WRITTEN INSTRUCTION
Return the full listing exactly as it is written.

╔══

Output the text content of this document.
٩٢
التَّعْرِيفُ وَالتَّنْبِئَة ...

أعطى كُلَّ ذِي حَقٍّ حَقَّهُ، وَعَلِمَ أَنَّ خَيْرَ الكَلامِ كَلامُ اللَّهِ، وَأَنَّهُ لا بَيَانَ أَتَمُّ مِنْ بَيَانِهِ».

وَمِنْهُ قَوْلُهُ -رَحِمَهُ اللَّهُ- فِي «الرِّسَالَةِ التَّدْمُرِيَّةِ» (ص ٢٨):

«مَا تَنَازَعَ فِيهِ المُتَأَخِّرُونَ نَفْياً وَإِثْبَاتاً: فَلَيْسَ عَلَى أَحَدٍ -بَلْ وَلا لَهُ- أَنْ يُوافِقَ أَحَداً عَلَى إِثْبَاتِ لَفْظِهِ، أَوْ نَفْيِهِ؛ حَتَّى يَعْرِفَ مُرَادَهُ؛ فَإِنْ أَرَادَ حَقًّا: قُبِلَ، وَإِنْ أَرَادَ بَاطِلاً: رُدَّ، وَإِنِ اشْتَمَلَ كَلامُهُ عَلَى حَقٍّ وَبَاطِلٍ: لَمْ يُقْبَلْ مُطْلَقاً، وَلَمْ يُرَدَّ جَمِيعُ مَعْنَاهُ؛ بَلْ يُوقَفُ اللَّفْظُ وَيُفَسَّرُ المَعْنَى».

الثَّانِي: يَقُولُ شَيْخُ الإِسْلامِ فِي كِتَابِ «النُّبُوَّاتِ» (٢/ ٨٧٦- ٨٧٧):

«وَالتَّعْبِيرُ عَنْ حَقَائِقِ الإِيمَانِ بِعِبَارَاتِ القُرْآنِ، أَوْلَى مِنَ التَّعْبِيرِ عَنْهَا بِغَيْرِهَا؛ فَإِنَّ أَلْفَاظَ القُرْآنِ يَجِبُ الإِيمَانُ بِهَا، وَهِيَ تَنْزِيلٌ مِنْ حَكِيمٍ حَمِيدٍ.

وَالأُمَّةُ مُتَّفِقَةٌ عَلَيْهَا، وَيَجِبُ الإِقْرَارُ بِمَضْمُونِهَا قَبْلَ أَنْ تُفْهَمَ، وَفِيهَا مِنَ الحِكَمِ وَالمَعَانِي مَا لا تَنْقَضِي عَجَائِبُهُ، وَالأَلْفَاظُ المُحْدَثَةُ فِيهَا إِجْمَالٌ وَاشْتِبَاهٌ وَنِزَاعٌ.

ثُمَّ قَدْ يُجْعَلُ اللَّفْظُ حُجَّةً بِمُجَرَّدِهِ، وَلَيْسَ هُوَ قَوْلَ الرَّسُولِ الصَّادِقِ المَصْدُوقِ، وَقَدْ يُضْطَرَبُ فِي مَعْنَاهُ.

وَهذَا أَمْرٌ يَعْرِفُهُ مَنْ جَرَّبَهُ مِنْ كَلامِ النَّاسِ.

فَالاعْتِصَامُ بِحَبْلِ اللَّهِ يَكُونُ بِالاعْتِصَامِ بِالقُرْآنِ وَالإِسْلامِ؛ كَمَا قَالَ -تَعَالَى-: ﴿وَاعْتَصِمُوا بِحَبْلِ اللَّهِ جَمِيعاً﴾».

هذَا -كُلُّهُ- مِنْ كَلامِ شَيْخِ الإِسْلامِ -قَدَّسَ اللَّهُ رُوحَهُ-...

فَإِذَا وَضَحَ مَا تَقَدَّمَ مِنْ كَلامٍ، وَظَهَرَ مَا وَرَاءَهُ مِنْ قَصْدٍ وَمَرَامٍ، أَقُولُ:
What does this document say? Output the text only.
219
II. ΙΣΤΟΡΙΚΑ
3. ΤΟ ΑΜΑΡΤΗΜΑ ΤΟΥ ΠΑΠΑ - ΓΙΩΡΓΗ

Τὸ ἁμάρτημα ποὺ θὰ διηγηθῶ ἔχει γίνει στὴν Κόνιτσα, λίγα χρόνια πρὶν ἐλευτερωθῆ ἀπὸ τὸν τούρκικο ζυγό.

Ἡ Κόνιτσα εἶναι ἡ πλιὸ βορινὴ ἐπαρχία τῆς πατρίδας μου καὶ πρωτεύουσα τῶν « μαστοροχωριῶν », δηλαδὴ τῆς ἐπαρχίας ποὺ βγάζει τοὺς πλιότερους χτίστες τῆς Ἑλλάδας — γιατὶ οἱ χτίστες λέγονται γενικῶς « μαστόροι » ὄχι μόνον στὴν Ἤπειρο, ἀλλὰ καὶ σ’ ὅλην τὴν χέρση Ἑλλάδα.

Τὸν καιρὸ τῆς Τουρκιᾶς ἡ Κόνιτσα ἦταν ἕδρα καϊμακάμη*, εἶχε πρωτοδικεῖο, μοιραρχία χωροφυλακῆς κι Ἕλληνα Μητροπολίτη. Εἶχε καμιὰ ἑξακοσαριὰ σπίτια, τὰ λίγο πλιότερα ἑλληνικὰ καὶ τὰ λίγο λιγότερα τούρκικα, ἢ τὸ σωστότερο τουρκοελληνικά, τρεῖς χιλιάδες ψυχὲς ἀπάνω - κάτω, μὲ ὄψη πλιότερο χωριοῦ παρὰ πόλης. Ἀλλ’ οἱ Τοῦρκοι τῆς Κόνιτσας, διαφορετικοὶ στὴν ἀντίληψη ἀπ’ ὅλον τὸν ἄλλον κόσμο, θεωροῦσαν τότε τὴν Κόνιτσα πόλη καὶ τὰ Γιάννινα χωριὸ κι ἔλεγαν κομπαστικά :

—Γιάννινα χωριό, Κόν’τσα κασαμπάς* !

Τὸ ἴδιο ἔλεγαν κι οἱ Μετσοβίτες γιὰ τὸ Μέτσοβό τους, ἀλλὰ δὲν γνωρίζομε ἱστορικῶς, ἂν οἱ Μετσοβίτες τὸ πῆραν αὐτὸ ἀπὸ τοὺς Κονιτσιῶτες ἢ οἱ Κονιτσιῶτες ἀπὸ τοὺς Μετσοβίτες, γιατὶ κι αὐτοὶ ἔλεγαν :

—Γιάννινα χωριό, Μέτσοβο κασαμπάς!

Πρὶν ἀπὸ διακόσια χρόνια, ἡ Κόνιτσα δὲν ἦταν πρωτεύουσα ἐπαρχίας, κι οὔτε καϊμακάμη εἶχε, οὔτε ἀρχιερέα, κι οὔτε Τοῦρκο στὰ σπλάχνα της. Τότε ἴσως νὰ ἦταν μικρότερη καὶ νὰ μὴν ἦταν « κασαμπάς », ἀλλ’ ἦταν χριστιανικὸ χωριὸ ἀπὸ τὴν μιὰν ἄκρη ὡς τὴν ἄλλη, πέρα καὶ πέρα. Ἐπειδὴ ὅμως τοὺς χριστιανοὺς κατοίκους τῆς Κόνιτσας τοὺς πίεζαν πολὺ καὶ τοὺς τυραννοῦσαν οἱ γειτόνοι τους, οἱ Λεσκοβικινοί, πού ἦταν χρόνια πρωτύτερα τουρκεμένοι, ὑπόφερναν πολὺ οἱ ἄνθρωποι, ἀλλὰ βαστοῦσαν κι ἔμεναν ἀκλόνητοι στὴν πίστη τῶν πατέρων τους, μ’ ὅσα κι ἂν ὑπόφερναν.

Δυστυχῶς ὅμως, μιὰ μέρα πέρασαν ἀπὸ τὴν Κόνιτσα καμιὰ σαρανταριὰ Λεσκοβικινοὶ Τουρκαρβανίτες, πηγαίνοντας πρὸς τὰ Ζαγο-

╚══

TASK RESPONSE
Output the text content of this document.
٩٢
التَّعْرِيفُ وَالتَّنْبِئَة ...

أعطى كُلَّ ذِي حَقٍّ حَقَّهُ، وَعَلِمَ أَنَّ خَيْرَ الكَلامِ كَلامُ اللَّهِ، وَأَنَّهُ لا بَيَانَ أَتَمُّ مِنْ بَيَانِهِ».

وَمِنْهُ قَوْلُهُ -رَحِمَهُ اللَّهُ- فِي «الرِّسَالَةِ التَّدْمُرِيَّةِ» (ص ٢٨):

«مَا تَنَازَعَ فِيهِ المُتَأَخِّرُونَ نَفْياً وَإِثْبَاتاً: فَلَيْسَ عَلَى أَحَدٍ -بَلْ وَلا لَهُ- أَنْ يُوافِقَ أَحَداً عَلَى إِثْبَاتِ لَفْظِهِ، أَوْ نَفْيِهِ؛ حَتَّى يَعْرِفَ مُرَادَهُ؛ فَإِنْ أَرَادَ حَقًّا: قُبِلَ، وَإِنْ أَرَادَ بَاطِلاً: رُدَّ، وَإِنِ اشْتَمَلَ كَلامُهُ عَلَى حَقٍّ وَبَاطِلٍ: لَمْ يُقْبَلْ مُطْلَقاً، وَلَمْ يُرَدَّ جَمِيعُ مَعْنَاهُ؛ بَلْ يُوقَفُ اللَّفْظُ وَيُفَسَّرُ المَعْنَى».

الثَّانِي: يَقُولُ شَيْخُ الإِسْلامِ فِي كِتَابِ «النُّبُوَّاتِ» (٢/ ٨٧٦- ٨٧٧):

«وَالتَّعْبِيرُ عَنْ حَقَائِقِ الإِيمَانِ بِعِبَارَاتِ القُرْآنِ، أَوْلَى مِنَ التَّعْبِيرِ عَنْهَا بِغَيْرِهَا؛ فَإِنَّ أَلْفَاظَ القُرْآنِ يَجِبُ الإِيمَانُ بِهَا، وَهِيَ تَنْزِيلٌ مِنْ حَكِيمٍ حَمِيدٍ.

وَالأُمَّةُ مُتَّفِقَةٌ عَلَيْهَا، وَيَجِبُ الإِقْرَارُ بِمَضْمُونِهَا قَبْلَ أَنْ تُفْهَمَ، وَفِيهَا مِنَ الحِكَمِ وَالمَعَانِي مَا لا تَنْقَضِي عَجَائِبُهُ، وَالأَلْفَاظُ المُحْدَثَةُ فِيهَا إِجْمَالٌ وَاشْتِبَاهٌ وَنِزَاعٌ.

ثُمَّ قَدْ يُجْعَلُ اللَّفْظُ حُجَّةً بِمُجَرَّدِهِ، وَلَيْسَ هُوَ قَوْلَ الرَّسُولِ الصَّادِقِ المَصْدُوقِ، وَقَدْ يُضْطَرَبُ فِي مَعْنَاهُ.

وَهذَا أَمْرٌ يَعْرِفُهُ مَنْ جَرَّبَهُ مِنْ كَلامِ النَّاسِ.

فَالاعْتِصَامُ بِحَبْلِ اللَّهِ يَكُونُ بِالاعْتِصَامِ بِالقُرْآنِ وَالإِسْلامِ؛ كَمَا قَالَ -تَعَالَى-: ﴿وَاعْتَصِمُوا بِحَبْلِ اللَّهِ جَمِيعاً﴾».

هذَا -كُلُّهُ- مِنْ كَلامِ شَيْخِ الإِسْلامِ -قَدَّسَ اللَّهُ رُوحَهُ-...

فَإِذَا وَضَحَ مَا تَقَدَّمَ مِنْ كَلامٍ، وَظَهَرَ مَا وَرَاءَهُ مِنْ قَصْدٍ وَمَرَامٍ، أَقُولُ:
What does this document say? Output the text only.
219
II. ΙΣΤΟΡΙΚΑ
3. ΤΟ ΑΜΑΡΤΗΜΑ ΤΟΥ ΠΑΠΑ - ΓΙΩΡΓΗ

Τὸ ἁμάρτημα ποὺ θὰ διηγηθῶ ἔχει γίνει στὴν Κόνιτσα, λίγα χρόνια πρὶν ἐλευτερωθῆ ἀπὸ τὸν τούρκικο ζυγό.

Ἡ Κόνιτσα εἶναι ἡ πλιὸ βορινὴ ἐπαρχία τῆς πατρίδας μου καὶ πρωτεύουσα τῶν « μαστοροχωριῶν », δηλαδὴ τῆς ἐπαρχίας ποὺ βγάζει τοὺς πλιότερους χτίστες τῆς Ἑλλάδας — γιατὶ οἱ χτίστες λέγονται γενικῶς « μαστόροι » ὄχι μόνον στὴν Ἤπειρο, ἀλλὰ καὶ σ’ ὅλην τὴν χέρση Ἑλλάδα.

Τὸν καιρὸ τῆς Τουρκιᾶς ἡ Κόνιτσα ἦταν ἕδρα καϊμακάμη*, εἶχε πρωτοδικεῖο, μοιραρχία χωροφυλακῆς κι Ἕλληνα Μητροπολίτη. Εἶχε καμιὰ ἑξακοσαριὰ σπίτια, τὰ λίγο πλιότερα ἑλληνικὰ καὶ τὰ λίγο λιγότερα τούρκικα, ἢ τὸ σωστότερο τουρκοελληνικά, τρεῖς χιλιάδες ψυχὲς ἀπάνω - κάτω, μὲ ὄψη πλιότερο χωριοῦ παρὰ πόλης. Ἀλλ’ οἱ Τοῦρκοι τῆς Κόνιτσας, διαφορετικοὶ στὴν ἀντίληψη ἀπ’ ὅλον τὸν ἄλλον κόσμο, θεωροῦσαν τότε τὴν Κόνιτσα πόλη καὶ τὰ Γιάννινα χωριὸ κι ἔλεγαν κομπαστικά :

—Γιάννινα χωριό, Κόν’τσα κασαμπάς* !

Τὸ ἴδιο ἔλεγαν κι οἱ Μετσοβίτες γιὰ τὸ Μέτσοβό τους, ἀλλὰ δὲν γνωρίζομε ἱστορικῶς, ἂν οἱ Μετσοβίτες τὸ πῆραν αὐτὸ ἀπὸ τοὺς Κονιτσιῶτες ἢ οἱ Κονιτσιῶτες ἀπὸ τοὺς Μετσοβίτες, γιατὶ κι αὐτοὶ ἔλεγαν :

—Γιάννινα χωριό, Μέτσοβο κασαμπάς!

Πρὶν ἀπὸ διακόσια χρόνια, ἡ Κόνιτσα δὲν ἦταν πρωτεύουσα ἐπαρχίας, κι οὔτε καϊμακάμη εἶχε, οὔτε ἀρχιερέα, κι οὔτε Τοῦρκο στὰ σπλάχνα της. Τότε ἴσως νὰ ἦταν μικρότερη καὶ νὰ μὴν ἦταν « κασαμπάς », ἀλλ’ ἦταν χριστιανικὸ χωριὸ ἀπὸ τὴν μιὰν ἄκρη ὡς τὴν ἄλλη, πέρα καὶ πέρα. Ἐπειδὴ ὅμως τοὺς χριστιανοὺς κατοίκους τῆς Κόνιτσας τοὺς πίεζαν πολὺ καὶ τοὺς τυραννοῦσαν οἱ γειτόνοι τους, οἱ Λεσκοβικινοί, πού ἦταν χρόνια πρωτύτερα τουρκεμένοι, ὑπόφερναν πολὺ οἱ ἄνθρωποι, ἀλλὰ βαστοῦσαν κι ἔμεναν ἀκλόνητοι στὴν πίστη τῶν πατέρων τους, μ’ ὅσα κι ἂν ὑπόφερναν.

Δυστυχῶς ὅμως, μιὰ μέρα πέρασαν ἀπὸ τὴν Κόνιτσα καμιὰ σαρανταριὰ Λεσκοβικινοὶ Τουρκαρβανίτες, πηγαίνοντας πρὸς τὰ Ζαγο-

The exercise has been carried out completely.